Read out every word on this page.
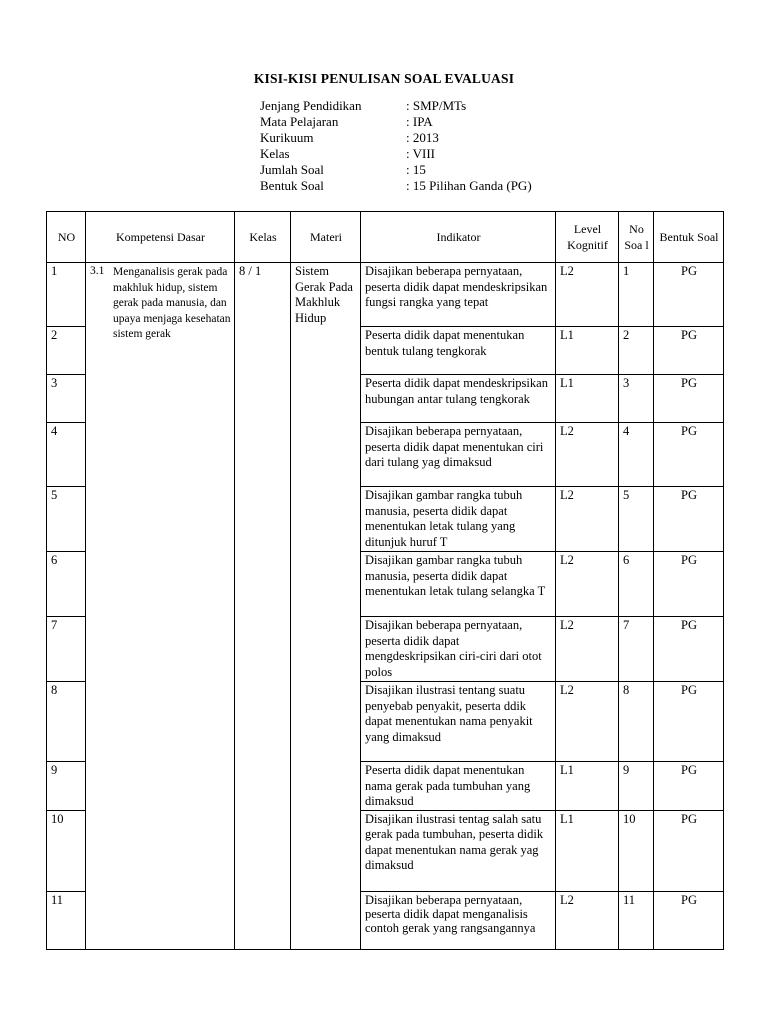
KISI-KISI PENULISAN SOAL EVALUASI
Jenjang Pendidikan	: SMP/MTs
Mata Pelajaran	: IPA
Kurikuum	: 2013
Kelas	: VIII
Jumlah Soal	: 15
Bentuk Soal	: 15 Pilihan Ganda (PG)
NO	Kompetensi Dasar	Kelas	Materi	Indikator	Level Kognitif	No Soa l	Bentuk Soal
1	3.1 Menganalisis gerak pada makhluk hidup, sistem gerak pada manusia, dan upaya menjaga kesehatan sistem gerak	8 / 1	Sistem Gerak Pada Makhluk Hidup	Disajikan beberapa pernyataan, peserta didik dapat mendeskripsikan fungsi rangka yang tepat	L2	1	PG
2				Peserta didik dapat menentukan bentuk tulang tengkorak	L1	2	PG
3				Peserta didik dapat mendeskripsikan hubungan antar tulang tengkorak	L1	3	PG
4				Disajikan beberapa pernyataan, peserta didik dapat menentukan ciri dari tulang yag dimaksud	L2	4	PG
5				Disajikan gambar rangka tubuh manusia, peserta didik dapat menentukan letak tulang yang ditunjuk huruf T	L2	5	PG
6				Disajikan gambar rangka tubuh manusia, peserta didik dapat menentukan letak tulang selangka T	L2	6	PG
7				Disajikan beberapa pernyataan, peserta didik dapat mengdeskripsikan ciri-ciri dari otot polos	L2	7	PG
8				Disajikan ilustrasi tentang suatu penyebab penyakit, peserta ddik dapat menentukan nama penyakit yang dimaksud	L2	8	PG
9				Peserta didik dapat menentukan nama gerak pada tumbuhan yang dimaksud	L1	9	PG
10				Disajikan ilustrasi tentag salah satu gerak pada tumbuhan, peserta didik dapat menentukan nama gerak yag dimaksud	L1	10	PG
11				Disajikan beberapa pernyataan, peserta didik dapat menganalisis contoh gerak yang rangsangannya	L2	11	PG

####################

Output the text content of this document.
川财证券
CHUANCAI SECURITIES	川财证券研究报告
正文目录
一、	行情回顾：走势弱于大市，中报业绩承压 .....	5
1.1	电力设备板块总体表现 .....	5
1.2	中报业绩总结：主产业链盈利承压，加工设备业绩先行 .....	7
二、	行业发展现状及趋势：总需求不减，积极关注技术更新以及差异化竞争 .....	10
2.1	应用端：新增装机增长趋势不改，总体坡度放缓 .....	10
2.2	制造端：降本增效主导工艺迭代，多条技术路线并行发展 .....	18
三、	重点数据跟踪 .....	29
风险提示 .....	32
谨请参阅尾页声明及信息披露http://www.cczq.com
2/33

####################

**WHAT TO DO**
Select every line of the material above holding the word "beberapa" and copy it.

**CORRECT OUTPUT**
1	3.1 Menganalisis gerak pada makhluk hidup, sistem gerak pada manusia, dan upaya menjaga kesehatan sistem gerak	8 / 1	Sistem Gerak Pada Makhluk Hidup	Disajikan beberapa pernyataan, peserta didik dapat mendeskripsikan fungsi rangka yang tepat	L2	1	PG
4				Disajikan beberapa pernyataan, peserta didik dapat menentukan ciri dari tulang yag dimaksud	L2	4	PG
7				Disajikan beberapa pernyataan, peserta didik dapat mengdeskripsikan ciri-ciri dari otot polos	L2	7	PG
11				Disajikan beberapa pernyataan, peserta didik dapat menganalisis contoh gerak yang rangsangannya	L2	11	PG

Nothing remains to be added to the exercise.